Can you copy the items below word for word, from the first one through the line that contains "description-line: Shumsky Consulting"?

**Extracted records**
====
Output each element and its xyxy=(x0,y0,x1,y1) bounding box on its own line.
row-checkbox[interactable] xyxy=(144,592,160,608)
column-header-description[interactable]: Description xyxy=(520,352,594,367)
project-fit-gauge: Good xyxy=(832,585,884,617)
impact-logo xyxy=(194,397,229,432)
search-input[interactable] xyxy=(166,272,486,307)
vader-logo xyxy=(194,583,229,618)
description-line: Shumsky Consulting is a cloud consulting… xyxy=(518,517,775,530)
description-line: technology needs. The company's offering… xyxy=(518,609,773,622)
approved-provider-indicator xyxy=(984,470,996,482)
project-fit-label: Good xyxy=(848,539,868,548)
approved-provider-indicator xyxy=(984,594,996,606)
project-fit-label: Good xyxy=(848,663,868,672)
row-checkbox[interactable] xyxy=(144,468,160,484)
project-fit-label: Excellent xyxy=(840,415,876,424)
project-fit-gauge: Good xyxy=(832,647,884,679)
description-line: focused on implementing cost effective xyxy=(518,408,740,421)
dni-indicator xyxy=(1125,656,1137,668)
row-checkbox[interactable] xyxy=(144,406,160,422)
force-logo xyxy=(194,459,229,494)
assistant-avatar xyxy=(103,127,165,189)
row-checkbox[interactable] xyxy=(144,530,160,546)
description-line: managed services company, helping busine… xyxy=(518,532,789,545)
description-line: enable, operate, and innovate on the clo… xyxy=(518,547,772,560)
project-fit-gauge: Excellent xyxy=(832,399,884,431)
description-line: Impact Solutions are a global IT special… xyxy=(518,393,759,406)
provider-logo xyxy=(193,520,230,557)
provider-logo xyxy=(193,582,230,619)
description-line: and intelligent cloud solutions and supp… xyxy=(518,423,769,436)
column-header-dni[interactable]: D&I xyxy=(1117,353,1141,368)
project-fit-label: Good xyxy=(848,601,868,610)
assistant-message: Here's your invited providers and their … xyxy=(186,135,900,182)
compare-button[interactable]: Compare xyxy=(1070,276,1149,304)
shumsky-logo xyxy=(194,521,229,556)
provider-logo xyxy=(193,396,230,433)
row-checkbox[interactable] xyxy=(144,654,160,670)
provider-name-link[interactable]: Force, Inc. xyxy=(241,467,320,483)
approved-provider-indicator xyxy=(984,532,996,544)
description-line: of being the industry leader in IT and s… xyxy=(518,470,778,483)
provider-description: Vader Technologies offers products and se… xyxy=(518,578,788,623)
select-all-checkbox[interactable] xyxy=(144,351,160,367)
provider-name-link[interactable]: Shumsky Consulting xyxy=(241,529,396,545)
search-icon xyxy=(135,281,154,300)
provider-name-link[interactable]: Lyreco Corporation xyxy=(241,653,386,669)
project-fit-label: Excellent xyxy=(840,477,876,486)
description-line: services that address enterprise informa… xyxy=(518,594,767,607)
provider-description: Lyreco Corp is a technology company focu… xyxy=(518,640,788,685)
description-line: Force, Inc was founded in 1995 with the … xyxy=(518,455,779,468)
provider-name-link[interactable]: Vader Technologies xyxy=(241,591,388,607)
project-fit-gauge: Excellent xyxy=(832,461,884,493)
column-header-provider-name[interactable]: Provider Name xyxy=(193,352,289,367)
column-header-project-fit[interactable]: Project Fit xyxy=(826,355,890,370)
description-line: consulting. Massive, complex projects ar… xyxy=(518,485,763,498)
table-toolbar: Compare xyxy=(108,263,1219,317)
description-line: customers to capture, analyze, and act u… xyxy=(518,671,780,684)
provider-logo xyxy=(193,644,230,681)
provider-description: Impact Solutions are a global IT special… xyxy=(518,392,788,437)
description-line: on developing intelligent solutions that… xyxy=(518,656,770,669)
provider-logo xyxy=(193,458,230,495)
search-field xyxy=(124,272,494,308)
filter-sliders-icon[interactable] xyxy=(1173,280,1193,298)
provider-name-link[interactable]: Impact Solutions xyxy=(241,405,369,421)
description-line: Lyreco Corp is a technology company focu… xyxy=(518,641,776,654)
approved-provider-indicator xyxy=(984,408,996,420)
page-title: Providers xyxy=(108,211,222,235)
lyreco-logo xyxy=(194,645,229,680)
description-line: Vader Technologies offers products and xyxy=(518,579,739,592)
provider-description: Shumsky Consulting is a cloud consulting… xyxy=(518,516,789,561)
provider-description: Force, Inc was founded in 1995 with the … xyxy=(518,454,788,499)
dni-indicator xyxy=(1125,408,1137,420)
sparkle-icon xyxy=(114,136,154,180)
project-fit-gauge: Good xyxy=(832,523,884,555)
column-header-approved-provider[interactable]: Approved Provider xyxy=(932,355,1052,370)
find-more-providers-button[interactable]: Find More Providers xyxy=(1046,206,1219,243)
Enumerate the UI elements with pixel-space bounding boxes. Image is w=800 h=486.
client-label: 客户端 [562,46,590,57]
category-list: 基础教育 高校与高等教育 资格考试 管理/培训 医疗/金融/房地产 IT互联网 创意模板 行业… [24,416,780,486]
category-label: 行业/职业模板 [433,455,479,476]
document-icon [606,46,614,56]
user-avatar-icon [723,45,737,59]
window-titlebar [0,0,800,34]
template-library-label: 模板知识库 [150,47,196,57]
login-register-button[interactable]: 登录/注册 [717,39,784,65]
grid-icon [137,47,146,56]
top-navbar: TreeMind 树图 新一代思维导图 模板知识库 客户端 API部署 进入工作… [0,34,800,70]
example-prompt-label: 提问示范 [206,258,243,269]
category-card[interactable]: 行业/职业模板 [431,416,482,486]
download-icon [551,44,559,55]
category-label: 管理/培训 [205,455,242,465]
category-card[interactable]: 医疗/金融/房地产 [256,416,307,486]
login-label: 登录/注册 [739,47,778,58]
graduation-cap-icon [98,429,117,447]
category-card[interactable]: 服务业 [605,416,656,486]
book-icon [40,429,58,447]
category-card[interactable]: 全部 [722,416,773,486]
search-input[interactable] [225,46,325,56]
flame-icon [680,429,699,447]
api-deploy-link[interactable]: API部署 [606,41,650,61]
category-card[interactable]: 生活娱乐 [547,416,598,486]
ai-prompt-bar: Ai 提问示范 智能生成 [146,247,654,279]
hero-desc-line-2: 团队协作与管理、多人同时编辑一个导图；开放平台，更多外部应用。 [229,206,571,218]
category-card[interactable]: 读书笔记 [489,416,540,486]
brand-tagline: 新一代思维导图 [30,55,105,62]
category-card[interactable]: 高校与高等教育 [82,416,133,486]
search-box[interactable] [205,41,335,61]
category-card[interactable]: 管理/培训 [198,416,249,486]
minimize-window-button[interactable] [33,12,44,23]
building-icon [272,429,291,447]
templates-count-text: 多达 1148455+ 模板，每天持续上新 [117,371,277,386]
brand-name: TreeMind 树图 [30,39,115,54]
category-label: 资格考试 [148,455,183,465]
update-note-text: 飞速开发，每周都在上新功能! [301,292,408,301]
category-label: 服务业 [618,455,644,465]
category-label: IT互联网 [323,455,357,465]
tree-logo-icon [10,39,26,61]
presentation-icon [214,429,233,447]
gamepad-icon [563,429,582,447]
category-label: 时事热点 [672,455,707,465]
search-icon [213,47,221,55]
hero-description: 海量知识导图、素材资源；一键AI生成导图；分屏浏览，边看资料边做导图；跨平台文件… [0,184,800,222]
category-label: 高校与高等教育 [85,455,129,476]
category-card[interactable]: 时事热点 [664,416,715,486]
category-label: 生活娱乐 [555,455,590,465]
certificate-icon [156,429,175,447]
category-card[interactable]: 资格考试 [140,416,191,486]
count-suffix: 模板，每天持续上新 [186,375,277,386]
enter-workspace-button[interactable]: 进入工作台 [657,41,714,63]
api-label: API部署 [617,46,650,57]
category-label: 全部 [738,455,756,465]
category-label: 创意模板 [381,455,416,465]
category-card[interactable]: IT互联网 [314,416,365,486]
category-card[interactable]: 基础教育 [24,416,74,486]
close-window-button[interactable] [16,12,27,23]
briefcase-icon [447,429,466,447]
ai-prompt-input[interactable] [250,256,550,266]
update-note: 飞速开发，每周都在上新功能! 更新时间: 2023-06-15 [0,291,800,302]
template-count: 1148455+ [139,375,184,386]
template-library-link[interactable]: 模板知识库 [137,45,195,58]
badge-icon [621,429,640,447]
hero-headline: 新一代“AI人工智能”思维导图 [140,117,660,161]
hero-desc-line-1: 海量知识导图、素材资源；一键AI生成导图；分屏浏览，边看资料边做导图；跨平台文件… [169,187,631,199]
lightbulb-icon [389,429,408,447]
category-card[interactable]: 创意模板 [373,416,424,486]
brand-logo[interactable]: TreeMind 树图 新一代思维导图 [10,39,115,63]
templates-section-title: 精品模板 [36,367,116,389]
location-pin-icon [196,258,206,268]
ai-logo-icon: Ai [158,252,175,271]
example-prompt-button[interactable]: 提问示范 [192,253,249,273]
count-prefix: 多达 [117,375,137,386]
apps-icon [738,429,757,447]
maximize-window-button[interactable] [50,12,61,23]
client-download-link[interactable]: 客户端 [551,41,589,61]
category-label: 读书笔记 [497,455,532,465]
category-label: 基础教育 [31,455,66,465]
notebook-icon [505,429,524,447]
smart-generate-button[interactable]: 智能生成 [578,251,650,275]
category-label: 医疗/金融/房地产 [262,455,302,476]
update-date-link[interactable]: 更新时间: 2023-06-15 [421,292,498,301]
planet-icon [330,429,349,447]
====
**The solution**
Output each element and its xyxy=(x0,y0,x1,y1) bounding box on its own line.
row-checkbox[interactable] xyxy=(144,592,160,608)
column-header-description[interactable]: Description xyxy=(520,352,594,367)
project-fit-gauge: Good xyxy=(832,585,884,617)
impact-logo xyxy=(194,397,229,432)
search-input[interactable] xyxy=(166,272,486,307)
vader-logo xyxy=(194,583,229,618)
description-line: Shumsky Consulting is a cloud consulting… xyxy=(518,517,775,530)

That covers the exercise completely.